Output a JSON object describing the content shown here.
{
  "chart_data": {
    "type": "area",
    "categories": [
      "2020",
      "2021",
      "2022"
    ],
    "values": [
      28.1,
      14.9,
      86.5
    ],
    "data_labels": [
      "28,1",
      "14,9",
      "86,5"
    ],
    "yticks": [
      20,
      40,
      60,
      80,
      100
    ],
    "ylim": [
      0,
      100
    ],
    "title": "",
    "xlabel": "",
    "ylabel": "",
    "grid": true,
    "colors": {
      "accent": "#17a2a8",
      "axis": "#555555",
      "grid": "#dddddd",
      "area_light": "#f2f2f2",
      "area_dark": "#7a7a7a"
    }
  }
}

_SET PROBLEM:_
Go through the records above and retype each one exactly.

_COMPLETE RESPONSE:_
Output a JSON object describing the content shown here.
{
  "chart_data": {
    "type": "area",
    "categories": [
      "2020",
      "2021",
      "2022"
    ],
    "values": [
      28.1,
      14.9,
      86.5
    ],
    "data_labels": [
      "28,1",
      "14,9",
      "86,5"
    ],
    "yticks": [
      20,
      40,
      60,
      80,
      100
    ],
    "ylim": [
      0,
      100
    ],
    "title": "",
    "xlabel": "",
    "ylabel": "",
    "grid": true,
    "colors": {
      "accent": "#17a2a8",
      "axis": "#555555",
      "grid": "#dddddd",
      "area_light": "#f2f2f2",
      "area_dark": "#7a7a7a"
    }
  }
}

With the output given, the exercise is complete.